### VORLIEGENDER TEXT
Tichys Einblick
Schulsenatorin Busse stellt Bericht vor

Kindesmissbrauch: Die Causa Kentler wirkt in die Gegenwart nach

Der neue Zwischenbericht, den die Berliner Schulsenatorin Busse zum Kentler-Experiment vorstellte, enthüllt: Auch der Sexualpädagoge Helmut Kentler selbst verging sich an Minderjährigen. Kritikerin Hedwig von Beverfoerde von "DemoFürAlle" sieht eine direkte Linie zum „aktuell grassierenden Transgender-Hype“.

Schulsenatorin Astrid-Sabine Busse, verantwortlich für Aufarbeitung der Fälle des pädophilen Netzwerkes in Berlin.

IMAGO / Political-Moments

Kentler und kein Ende. Der Schatten des „Sexualpädagogen“ ist lang – und reicht von den 1960ern bis in unsere Zeit. Ein am Montag vorgestellter Zwischenbericht der Studie „Helmut Kentlers Wirken in der Berliner Kinder- und Jugendhilfe – Aufarbeitung der organisationalen Verfahren und Verantwortung des Berliner Landesjugendamtes“ hat bestätigt, dass Kentler nicht nur Jugendliche in die Hand von pädosexuellen Straftätern überwiesen hat – sondern er auch selbst als Missbrauchstäter aktiv war.
######
### AUSGELESENE ANGABEN
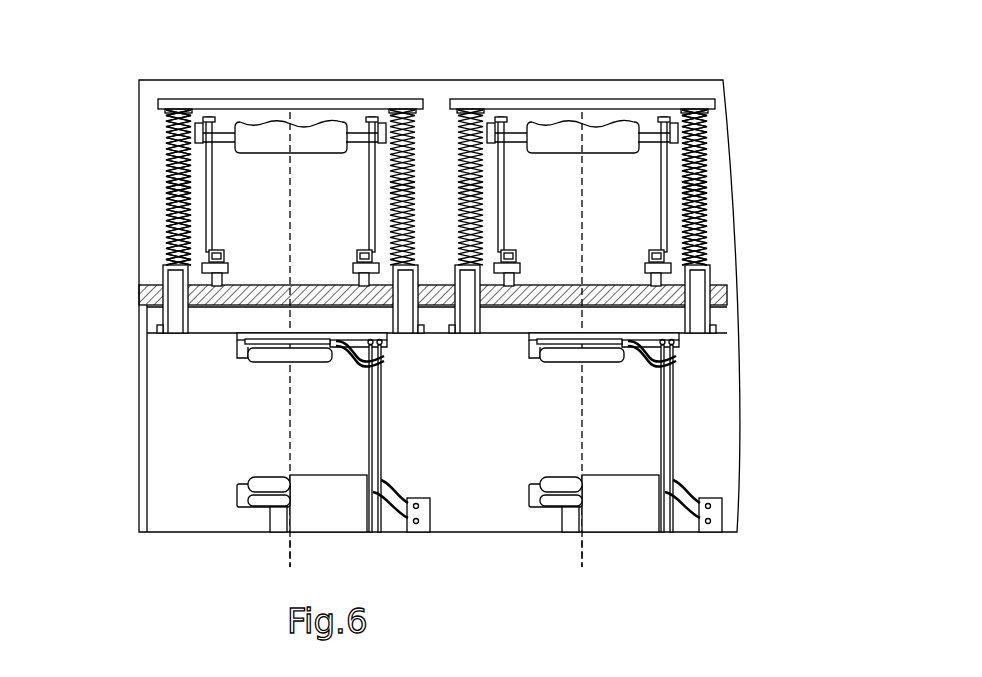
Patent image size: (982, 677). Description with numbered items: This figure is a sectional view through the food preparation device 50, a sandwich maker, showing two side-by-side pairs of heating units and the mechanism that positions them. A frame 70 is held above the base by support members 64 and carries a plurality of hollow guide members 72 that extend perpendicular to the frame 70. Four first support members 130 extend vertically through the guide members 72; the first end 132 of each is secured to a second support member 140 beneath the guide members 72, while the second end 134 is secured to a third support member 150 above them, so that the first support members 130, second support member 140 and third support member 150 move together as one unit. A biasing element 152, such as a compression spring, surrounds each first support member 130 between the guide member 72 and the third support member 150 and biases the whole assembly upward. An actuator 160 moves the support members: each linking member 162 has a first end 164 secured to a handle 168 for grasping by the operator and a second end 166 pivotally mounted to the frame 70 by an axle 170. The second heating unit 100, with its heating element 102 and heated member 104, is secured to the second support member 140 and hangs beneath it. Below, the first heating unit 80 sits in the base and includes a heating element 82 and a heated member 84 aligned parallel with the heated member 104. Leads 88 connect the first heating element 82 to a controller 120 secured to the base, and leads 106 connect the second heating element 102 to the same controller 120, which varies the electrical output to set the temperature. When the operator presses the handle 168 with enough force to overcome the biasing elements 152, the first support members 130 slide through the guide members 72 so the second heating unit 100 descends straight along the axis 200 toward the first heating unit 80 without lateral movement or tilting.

The food preparation device 50 is at (435, 301).
The support member 64 is at (140, 473).
The frame 70 is at (270, 288).
The guide member 72 is at (165, 313).
The first heating unit 80 is at (236, 494).
The heating element 82 is at (250, 507).
The heated member 84 is at (250, 483).
The lead 88 is at (387, 492).
The second heating unit 100 is at (252, 371).
The heating element 102 is at (295, 344).
The heated member 104 is at (267, 360).
The lead 106 is at (353, 366).
The controller 120 is at (330, 510).
The first support member 130 is at (462, 177).
The first end 132 is at (177, 275).
The second end 134 is at (187, 128).
The second support member 140 is at (213, 328).
The third support member 150 is at (342, 102).
The biasing element 152 is at (168, 175).
The actuator 160 is at (310, 115).
The linking member 162 is at (370, 223).
The first end 164 is at (167, 115).
The second end 166 is at (206, 240).
The handle 168 is at (258, 126).
The axle 170 is at (205, 267).
The axis 200 is at (288, 553).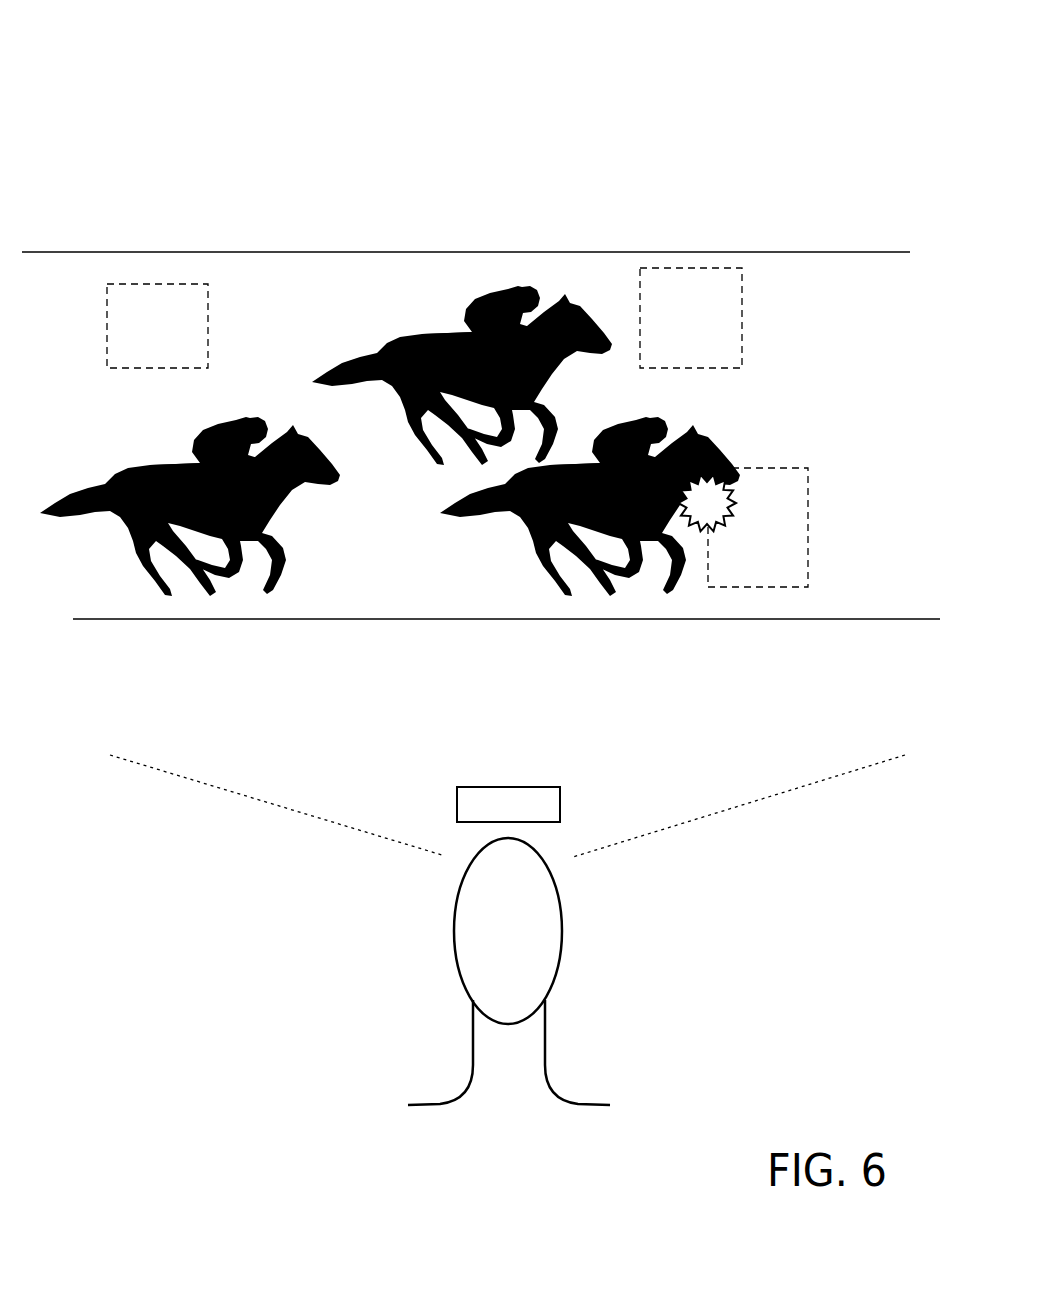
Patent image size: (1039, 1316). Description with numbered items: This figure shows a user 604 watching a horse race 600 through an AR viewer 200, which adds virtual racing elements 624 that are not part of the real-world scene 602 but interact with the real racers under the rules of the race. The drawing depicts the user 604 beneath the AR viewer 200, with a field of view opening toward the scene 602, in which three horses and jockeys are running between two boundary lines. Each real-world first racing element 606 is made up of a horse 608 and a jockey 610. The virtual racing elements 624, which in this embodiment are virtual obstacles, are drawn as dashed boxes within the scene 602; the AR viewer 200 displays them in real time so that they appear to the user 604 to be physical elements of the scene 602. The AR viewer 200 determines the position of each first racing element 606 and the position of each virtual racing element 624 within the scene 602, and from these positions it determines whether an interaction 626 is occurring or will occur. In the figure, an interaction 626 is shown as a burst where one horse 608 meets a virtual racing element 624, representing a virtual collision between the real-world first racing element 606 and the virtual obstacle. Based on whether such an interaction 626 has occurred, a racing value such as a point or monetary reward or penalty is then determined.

The horse race 600 is at (147, 50).
The scene 602 is at (507, 806).
The user 604 is at (438, 942).
The first racing element 606 is at (103, 480).
The horse 608 is at (117, 451).
The jockey 610 is at (188, 433).
The virtual racing element 624 is at (125, 278).
The interaction 626 is at (740, 497).
The AR viewer 200 is at (508, 804).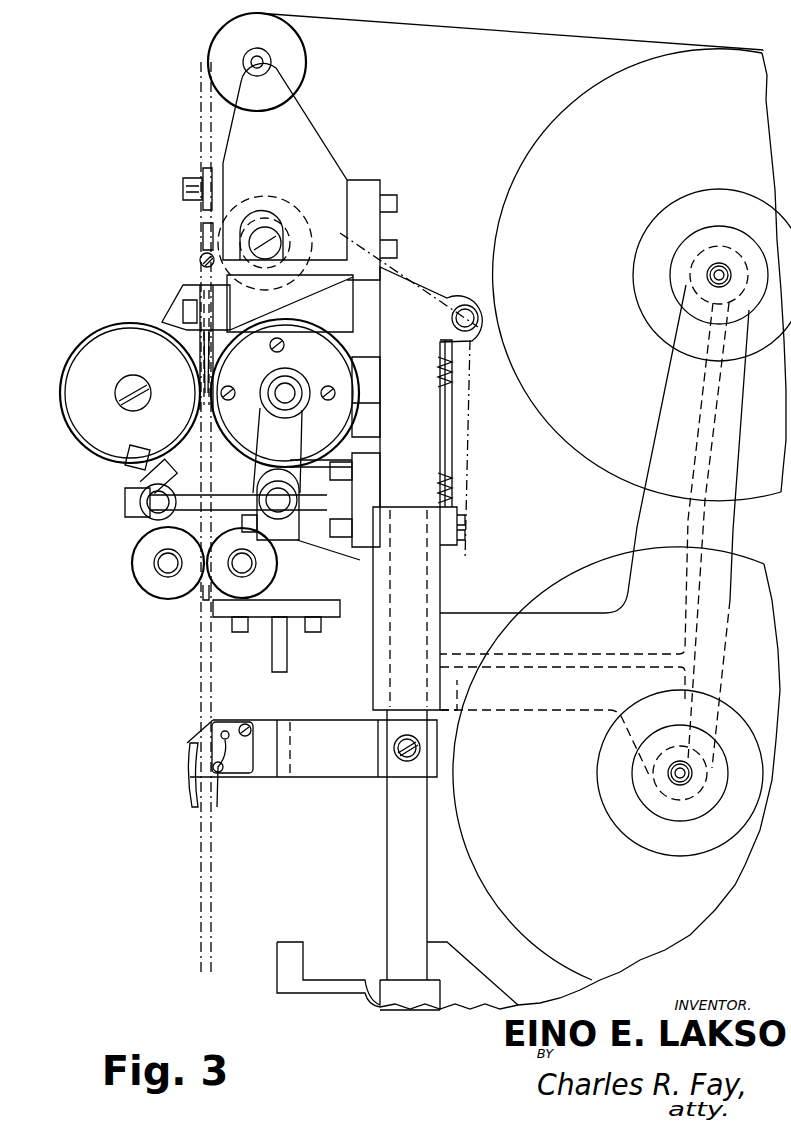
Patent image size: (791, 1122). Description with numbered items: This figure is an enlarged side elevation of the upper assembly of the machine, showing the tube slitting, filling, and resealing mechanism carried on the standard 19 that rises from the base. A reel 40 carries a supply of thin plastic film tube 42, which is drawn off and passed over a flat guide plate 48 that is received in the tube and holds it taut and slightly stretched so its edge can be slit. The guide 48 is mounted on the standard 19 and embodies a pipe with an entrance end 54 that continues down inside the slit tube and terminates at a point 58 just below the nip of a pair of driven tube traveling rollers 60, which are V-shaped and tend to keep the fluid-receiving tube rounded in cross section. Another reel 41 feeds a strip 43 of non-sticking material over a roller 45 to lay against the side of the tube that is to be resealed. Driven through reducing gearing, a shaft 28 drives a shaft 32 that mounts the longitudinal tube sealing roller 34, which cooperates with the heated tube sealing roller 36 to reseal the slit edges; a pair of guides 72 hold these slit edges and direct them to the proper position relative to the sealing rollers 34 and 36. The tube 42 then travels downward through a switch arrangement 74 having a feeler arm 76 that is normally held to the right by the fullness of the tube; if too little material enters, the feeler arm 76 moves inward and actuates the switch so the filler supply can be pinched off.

The standard 19 is at (400, 665).
The shaft 28 is at (287, 388).
The shaft 32 is at (136, 378).
The longitudinal tube sealing roller 34 is at (92, 438).
The heated tube sealing roller 36 is at (305, 340).
The reel 40 is at (659, 300).
The reel 41 is at (632, 818).
The tube 42 is at (497, 32).
The strip of non-sticking material 43 is at (412, 264).
The roller 45 is at (280, 198).
The guide plate 48 is at (203, 125).
The entrance end 54 is at (200, 260).
The terminating point 58 is at (200, 592).
The driven tube traveling rollers 60 is at (148, 575).
The guides 72 is at (197, 295).
The switch arrangement 74 is at (193, 775).
The feeler arm 76 is at (217, 780).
######
▸ **AUFGABE**
Für welche Initiative spricht Hedwig von Beverfoerde laut dem Artikel zur Causa Kentler?

▸ **SCHRIFTLICHE LÖSUNG**
Für „DemoFürAlle“.